### Objective
In the selected text, what term is now used for visions of student success that are rooted in a community's specific context?

====== Selected text

At the same time, many of you urged us to look beyond our classrooms to the ultimate impact we’re trying to achieve, in part to ensure that the work we do to prepare and support teachers and leaders is informed by our ultimate vision.

Three years ago, at the CEO retreat in Mexico, we grappled with what we’re trying to achieve for children and who should decide what we’re working towards. We discussed the importance of co-creating, with the people in the communities where we work, visions of what success looks like for the children in these communities. Visions of their lives, of their jobs, of the role they play in their families, communities and countries. We discussed that these visions need to be rooted in their specific context, what we now call “contextualized visions”. These visions need to be both locally rooted and globally informed — that is, rooted in a deep understanding of the local history and culture, the local challenges and pathways to opportunity facing children, local values and aspirations, and also informed by an understanding of global trends and global aspirations. Co-creating contextualized visions for student success continues, all across the network, and requires working in deep partnership with communities.

============
====== Raw data

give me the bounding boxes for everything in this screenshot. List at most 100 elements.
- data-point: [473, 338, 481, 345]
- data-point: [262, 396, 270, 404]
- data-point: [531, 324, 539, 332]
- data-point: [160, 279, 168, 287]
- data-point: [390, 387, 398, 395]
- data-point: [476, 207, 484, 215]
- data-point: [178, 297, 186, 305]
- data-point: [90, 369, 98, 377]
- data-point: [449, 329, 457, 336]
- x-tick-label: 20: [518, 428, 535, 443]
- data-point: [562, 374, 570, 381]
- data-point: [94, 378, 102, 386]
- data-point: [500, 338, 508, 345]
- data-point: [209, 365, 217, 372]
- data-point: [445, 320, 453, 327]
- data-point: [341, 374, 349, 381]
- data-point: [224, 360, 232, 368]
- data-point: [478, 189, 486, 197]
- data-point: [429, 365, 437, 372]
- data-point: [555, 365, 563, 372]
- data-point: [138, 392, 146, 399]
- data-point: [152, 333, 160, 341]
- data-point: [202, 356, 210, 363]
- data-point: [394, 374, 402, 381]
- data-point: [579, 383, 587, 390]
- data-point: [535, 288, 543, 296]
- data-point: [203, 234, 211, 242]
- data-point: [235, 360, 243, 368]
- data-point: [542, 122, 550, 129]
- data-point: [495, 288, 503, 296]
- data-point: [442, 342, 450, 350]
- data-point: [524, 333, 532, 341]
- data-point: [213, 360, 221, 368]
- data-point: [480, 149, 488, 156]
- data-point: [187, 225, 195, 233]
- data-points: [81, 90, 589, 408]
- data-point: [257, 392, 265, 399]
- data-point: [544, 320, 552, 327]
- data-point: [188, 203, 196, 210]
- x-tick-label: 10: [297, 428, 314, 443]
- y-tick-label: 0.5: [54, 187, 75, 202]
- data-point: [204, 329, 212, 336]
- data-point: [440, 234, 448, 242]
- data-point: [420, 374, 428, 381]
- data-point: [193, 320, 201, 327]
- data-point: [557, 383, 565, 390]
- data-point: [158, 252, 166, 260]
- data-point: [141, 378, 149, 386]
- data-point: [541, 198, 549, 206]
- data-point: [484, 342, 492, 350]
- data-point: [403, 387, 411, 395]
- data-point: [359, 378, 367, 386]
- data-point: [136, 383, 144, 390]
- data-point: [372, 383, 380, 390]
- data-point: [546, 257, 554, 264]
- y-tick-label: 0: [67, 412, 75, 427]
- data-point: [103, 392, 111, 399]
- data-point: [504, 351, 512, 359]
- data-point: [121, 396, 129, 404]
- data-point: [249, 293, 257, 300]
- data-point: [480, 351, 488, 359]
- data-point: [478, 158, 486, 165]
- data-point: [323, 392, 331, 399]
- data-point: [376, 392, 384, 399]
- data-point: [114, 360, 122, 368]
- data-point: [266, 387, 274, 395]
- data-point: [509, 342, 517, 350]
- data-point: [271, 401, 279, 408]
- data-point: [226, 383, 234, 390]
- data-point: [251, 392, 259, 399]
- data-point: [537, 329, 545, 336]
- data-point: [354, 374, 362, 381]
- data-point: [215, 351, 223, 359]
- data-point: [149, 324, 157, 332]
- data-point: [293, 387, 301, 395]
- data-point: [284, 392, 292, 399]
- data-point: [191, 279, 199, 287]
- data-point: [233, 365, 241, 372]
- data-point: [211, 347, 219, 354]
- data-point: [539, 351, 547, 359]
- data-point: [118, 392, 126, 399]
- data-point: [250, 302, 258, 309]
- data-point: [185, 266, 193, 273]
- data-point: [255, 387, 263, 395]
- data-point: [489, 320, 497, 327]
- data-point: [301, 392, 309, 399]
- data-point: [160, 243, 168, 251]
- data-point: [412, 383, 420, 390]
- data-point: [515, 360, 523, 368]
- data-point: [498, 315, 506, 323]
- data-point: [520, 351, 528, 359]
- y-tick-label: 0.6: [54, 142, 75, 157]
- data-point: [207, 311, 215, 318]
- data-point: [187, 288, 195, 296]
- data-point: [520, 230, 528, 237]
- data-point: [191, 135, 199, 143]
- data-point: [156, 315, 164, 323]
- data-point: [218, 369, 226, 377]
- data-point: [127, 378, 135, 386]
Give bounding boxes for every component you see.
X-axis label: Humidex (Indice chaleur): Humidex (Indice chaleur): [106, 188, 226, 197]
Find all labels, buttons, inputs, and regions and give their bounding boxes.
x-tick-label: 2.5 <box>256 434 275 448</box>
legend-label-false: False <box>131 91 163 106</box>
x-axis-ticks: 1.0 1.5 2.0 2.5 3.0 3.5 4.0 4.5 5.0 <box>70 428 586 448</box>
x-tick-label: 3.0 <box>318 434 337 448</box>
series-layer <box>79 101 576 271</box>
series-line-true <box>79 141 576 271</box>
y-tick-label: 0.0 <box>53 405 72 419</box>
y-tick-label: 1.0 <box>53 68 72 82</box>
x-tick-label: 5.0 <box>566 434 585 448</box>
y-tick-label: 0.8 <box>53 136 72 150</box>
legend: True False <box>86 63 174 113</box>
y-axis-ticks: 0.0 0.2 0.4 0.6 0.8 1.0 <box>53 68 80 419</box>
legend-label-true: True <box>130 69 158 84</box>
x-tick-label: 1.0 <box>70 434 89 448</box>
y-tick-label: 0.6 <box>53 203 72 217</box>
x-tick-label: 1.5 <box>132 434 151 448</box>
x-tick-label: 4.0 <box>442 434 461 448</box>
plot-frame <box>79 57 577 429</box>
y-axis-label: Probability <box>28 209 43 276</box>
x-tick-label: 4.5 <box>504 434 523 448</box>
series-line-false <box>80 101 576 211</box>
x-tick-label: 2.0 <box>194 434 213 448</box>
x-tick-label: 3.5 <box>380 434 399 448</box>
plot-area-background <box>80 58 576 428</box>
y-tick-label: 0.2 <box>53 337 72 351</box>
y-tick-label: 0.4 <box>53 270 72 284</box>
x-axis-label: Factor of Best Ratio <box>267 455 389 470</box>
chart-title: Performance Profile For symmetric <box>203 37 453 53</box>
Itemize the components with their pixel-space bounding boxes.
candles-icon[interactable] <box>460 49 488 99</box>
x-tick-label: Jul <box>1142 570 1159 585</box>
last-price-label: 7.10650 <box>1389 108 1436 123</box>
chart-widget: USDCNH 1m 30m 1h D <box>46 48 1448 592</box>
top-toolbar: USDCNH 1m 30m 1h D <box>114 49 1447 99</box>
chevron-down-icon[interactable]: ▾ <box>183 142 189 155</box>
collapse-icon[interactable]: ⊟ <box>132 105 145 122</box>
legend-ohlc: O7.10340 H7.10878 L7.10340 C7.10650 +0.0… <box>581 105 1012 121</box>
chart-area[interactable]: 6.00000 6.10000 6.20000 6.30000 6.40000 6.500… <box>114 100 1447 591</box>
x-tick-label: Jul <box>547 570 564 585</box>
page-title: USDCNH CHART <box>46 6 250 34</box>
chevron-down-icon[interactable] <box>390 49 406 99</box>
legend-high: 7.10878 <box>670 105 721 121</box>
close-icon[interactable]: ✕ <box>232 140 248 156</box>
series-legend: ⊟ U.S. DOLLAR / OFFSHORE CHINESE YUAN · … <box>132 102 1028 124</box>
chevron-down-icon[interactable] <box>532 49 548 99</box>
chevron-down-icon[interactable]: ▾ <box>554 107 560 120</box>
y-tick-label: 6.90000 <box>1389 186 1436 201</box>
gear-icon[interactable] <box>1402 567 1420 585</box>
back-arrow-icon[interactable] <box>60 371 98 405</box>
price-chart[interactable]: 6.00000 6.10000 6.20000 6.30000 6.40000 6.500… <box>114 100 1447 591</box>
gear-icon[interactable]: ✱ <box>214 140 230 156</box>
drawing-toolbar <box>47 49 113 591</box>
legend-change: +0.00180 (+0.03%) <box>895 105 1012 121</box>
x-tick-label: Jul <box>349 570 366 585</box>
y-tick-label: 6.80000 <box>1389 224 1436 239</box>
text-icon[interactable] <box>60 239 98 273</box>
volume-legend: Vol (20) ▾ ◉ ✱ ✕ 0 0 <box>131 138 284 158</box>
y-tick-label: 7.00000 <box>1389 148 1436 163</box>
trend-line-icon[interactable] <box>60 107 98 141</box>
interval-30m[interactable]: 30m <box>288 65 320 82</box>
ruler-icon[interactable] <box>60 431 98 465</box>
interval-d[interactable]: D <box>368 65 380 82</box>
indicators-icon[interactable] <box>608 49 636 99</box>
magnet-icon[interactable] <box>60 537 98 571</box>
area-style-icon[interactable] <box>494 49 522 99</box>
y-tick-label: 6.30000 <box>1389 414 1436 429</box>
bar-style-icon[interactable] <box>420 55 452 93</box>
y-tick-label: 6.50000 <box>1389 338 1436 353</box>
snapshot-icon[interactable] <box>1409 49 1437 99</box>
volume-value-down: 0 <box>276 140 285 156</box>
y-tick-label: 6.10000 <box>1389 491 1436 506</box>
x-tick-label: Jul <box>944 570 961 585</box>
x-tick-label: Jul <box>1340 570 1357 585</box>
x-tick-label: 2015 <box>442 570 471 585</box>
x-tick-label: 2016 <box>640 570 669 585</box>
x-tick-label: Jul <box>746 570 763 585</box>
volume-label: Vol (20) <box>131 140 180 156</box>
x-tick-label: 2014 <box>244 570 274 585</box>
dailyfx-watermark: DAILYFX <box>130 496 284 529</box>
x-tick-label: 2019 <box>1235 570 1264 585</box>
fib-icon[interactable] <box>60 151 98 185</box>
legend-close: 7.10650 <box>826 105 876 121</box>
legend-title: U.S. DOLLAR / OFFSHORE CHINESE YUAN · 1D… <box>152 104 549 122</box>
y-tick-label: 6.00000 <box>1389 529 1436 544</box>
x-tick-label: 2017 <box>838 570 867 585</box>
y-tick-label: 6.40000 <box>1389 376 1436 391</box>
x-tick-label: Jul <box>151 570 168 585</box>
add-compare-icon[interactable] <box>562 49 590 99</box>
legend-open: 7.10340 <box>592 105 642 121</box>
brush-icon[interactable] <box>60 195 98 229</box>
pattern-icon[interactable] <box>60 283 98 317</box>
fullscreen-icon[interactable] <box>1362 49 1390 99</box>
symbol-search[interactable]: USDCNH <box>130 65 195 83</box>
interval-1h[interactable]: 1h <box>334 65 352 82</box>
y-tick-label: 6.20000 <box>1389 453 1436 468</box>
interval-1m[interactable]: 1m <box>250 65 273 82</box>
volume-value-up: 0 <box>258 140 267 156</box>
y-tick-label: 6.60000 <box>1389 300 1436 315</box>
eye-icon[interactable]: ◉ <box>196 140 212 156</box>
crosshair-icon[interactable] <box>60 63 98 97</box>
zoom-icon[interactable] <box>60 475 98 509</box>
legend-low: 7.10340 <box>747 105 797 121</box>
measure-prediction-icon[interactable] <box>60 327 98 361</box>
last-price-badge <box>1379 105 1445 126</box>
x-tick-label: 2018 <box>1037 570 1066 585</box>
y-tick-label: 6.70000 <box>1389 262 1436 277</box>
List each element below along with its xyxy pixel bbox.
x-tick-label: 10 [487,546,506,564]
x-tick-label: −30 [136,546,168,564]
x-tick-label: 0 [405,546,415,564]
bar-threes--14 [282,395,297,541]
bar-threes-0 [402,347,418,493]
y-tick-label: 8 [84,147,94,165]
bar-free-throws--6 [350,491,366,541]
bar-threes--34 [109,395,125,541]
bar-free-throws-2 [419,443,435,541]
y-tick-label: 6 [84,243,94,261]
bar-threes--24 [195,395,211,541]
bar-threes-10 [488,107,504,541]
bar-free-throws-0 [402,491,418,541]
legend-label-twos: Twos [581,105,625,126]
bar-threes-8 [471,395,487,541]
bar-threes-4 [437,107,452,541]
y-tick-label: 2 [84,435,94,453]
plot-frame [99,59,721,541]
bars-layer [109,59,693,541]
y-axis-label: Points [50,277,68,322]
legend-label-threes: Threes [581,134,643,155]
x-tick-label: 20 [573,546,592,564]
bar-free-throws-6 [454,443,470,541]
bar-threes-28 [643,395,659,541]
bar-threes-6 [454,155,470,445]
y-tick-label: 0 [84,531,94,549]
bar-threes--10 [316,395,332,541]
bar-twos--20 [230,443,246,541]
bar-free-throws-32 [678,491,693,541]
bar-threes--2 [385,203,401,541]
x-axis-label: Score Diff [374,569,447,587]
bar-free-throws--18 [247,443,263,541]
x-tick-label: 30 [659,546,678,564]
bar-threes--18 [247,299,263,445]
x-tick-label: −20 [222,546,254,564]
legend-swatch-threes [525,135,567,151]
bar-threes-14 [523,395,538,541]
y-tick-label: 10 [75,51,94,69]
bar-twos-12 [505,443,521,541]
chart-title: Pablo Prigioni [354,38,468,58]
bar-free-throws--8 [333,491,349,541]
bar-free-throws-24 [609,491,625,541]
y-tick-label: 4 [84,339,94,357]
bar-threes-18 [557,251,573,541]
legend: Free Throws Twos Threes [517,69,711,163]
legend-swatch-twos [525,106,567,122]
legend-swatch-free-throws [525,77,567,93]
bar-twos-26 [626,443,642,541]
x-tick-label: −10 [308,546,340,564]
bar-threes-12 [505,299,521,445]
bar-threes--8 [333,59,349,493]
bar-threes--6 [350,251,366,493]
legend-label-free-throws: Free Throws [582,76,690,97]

============

### The result
They are called "contextualized visions."